[Start of Raw data]

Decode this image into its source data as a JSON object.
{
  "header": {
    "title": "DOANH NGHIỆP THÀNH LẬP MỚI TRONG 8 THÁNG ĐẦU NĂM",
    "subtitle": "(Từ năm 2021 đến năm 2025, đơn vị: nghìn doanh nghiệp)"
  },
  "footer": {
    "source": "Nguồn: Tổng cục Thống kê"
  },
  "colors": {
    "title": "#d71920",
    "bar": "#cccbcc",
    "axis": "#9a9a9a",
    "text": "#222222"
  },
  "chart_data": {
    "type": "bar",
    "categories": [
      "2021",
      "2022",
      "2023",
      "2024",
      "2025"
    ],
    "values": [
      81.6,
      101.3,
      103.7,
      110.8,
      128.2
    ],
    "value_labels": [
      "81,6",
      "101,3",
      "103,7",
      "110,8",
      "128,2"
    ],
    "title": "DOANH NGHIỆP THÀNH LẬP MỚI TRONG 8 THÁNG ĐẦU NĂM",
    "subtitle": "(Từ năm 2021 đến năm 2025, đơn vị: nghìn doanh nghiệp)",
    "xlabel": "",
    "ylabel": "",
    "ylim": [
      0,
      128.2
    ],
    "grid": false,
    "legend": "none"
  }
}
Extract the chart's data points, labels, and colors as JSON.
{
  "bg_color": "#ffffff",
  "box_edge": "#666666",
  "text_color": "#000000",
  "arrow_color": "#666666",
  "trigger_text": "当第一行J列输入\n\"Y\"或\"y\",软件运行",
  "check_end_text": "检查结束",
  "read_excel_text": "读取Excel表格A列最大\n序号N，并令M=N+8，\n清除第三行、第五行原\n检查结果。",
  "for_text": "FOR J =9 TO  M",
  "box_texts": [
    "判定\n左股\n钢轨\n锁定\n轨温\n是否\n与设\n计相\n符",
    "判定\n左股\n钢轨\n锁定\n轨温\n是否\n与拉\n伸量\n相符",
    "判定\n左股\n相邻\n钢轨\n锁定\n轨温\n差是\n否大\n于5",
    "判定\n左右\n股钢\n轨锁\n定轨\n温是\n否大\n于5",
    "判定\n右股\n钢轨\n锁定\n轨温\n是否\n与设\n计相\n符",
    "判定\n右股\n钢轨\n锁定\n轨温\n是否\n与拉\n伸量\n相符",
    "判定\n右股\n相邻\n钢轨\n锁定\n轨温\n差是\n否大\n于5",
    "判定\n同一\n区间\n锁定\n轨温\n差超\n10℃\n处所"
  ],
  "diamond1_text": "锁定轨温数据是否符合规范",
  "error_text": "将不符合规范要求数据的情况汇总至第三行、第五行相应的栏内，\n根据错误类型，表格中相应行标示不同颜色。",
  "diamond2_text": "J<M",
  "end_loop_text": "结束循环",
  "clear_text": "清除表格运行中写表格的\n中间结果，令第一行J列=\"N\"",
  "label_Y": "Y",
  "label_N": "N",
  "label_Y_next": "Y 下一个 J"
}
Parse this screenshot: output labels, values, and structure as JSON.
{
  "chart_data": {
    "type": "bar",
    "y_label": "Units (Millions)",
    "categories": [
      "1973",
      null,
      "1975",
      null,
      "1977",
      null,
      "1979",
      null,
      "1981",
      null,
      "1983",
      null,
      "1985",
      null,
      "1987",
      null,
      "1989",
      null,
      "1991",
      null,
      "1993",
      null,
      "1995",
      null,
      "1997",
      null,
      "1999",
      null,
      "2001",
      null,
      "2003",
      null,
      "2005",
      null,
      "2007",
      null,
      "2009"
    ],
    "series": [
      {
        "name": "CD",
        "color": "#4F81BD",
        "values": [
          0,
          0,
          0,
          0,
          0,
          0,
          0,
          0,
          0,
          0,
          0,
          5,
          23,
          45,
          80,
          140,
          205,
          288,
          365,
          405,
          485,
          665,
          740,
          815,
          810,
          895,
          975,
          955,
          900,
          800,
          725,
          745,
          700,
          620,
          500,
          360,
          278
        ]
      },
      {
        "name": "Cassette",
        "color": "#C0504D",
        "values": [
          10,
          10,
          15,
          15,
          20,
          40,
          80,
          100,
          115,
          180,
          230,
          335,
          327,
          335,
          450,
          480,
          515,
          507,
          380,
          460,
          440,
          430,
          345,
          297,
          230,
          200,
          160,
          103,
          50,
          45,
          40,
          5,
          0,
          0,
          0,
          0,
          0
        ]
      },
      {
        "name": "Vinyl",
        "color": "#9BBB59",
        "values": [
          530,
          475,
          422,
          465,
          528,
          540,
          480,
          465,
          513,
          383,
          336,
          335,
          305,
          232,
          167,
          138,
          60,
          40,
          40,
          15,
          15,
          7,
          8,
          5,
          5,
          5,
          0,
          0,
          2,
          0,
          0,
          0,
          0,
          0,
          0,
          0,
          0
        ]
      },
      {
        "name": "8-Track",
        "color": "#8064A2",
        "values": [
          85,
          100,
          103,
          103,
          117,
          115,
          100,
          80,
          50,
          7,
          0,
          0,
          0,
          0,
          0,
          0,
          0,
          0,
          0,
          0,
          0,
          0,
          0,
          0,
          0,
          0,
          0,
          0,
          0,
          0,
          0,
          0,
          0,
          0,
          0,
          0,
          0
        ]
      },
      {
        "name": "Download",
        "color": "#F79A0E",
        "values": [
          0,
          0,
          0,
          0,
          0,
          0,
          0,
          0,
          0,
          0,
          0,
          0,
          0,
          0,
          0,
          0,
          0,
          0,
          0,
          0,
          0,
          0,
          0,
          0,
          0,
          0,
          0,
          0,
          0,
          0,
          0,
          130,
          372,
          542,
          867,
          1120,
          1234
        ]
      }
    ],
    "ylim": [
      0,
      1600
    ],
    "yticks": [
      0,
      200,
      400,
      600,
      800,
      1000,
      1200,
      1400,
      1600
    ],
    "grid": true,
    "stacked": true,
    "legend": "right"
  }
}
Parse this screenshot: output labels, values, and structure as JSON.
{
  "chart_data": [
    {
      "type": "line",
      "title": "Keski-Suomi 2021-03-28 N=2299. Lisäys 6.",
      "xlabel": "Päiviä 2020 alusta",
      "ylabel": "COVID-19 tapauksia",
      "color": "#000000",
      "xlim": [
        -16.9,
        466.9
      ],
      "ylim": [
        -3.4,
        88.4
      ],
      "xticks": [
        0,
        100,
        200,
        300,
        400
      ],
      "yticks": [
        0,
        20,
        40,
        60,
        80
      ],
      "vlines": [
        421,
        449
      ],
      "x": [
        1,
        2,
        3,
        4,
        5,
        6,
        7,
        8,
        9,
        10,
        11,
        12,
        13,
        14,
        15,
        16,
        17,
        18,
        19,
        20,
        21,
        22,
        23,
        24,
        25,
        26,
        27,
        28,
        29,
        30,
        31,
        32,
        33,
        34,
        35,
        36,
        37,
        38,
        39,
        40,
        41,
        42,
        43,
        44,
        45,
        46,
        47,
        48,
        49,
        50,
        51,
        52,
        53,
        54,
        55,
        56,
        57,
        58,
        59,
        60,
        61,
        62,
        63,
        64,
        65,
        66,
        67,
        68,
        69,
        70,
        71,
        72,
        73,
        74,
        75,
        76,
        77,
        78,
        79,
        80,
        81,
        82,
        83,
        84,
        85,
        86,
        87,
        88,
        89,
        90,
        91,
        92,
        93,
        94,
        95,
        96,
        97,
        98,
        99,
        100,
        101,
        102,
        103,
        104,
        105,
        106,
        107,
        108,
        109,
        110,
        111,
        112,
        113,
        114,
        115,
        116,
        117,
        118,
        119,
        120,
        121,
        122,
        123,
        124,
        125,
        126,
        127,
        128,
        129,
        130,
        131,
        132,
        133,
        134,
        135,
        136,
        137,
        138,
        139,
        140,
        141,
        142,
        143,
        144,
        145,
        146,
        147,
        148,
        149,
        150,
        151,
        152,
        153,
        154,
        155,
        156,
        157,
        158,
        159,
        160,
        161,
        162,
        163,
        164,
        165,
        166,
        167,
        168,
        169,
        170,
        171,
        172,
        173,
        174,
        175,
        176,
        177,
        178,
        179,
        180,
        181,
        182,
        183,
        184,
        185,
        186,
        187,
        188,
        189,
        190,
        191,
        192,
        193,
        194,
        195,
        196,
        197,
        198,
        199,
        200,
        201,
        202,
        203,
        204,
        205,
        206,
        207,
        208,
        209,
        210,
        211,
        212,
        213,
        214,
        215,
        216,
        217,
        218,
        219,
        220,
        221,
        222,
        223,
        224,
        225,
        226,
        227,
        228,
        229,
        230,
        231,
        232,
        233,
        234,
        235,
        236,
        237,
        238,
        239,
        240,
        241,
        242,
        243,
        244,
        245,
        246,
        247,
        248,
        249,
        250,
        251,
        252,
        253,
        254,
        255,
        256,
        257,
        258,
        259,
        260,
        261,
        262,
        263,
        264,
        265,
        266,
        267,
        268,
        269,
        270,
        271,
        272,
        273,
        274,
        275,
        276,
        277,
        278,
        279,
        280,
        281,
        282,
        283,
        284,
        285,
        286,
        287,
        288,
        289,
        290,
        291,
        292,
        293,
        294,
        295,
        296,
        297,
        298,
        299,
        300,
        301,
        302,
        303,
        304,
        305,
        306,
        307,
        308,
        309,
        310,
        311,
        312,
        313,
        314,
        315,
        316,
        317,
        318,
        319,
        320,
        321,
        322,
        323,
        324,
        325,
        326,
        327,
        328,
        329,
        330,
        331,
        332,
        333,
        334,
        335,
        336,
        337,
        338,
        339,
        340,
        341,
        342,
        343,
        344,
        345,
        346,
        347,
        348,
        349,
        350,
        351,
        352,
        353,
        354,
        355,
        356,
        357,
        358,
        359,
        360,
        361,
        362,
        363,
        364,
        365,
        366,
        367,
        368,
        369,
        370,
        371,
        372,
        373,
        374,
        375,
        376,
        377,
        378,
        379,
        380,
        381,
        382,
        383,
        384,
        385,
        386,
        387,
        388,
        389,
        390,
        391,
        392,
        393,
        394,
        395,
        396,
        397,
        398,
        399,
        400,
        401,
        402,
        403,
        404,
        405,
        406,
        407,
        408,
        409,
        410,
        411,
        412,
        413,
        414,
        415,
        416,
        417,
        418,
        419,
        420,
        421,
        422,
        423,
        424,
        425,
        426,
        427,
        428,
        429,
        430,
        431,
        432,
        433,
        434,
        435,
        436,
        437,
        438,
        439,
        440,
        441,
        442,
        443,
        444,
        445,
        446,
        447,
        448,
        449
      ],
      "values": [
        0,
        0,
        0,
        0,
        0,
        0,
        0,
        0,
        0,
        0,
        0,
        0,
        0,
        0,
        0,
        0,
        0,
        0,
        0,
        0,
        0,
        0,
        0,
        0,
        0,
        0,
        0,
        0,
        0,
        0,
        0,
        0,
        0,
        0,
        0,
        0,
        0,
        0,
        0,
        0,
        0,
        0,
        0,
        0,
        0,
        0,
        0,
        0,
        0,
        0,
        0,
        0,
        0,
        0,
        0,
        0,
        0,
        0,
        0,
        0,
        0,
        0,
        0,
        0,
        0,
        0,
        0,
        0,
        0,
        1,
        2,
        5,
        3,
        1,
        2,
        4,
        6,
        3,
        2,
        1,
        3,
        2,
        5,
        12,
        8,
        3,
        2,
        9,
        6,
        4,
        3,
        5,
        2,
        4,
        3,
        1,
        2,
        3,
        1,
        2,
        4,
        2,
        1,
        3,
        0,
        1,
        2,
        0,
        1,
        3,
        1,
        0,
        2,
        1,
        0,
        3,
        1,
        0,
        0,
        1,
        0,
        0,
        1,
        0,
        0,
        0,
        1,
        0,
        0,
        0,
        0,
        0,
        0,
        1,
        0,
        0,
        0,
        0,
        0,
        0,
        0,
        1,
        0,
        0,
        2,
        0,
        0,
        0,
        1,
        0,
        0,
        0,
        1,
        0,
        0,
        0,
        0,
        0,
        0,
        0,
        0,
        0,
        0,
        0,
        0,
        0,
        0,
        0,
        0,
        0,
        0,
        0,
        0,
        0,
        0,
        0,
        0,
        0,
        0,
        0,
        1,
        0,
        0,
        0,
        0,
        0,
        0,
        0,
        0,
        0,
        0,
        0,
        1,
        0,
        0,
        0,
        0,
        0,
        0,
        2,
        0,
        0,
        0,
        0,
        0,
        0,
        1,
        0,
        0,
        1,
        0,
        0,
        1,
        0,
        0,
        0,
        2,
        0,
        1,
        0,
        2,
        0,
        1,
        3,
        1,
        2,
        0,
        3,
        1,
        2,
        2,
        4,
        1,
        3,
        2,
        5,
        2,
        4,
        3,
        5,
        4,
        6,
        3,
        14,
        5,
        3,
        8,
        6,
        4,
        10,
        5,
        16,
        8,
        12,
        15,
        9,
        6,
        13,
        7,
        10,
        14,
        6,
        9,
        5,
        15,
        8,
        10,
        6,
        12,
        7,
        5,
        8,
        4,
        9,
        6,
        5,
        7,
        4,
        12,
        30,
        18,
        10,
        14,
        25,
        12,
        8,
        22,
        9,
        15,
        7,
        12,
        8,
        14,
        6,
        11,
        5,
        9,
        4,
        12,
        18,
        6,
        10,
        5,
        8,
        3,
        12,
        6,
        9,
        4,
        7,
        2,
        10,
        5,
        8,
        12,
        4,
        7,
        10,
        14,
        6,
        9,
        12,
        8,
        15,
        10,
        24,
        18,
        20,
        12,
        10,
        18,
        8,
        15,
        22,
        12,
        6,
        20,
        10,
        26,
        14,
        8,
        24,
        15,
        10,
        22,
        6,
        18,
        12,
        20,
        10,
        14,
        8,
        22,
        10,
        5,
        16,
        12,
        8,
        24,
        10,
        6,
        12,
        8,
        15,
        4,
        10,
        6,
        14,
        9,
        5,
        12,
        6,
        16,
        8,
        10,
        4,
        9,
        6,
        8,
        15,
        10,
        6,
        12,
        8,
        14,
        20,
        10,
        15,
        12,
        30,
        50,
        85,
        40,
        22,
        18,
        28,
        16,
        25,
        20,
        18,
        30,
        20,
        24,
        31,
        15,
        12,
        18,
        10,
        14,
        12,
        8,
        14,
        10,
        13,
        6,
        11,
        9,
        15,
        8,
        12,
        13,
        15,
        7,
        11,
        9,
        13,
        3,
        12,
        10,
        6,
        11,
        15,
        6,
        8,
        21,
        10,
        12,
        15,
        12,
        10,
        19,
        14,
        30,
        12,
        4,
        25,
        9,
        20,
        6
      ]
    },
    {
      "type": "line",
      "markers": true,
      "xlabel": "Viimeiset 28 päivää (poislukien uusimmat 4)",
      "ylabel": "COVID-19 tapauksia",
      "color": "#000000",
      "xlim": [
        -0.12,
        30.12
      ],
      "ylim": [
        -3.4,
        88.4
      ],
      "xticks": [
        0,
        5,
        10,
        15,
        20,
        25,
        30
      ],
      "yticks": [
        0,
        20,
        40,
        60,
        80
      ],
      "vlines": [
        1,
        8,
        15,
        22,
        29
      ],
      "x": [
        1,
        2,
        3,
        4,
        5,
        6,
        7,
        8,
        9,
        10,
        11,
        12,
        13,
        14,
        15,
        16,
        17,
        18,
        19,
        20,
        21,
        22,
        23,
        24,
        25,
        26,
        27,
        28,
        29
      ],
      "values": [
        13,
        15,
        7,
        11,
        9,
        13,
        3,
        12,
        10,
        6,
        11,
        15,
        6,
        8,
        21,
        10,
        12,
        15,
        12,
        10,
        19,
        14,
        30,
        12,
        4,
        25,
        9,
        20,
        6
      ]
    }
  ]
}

[End of Raw data]

• Objective: Isolate the lines that hold the word "name" and copy all of them.

• Result of this task:
        "name": "CD",
        "name": "Cassette",
        "name": "Vinyl",
        "name": "8-Track",
        "name": "Download",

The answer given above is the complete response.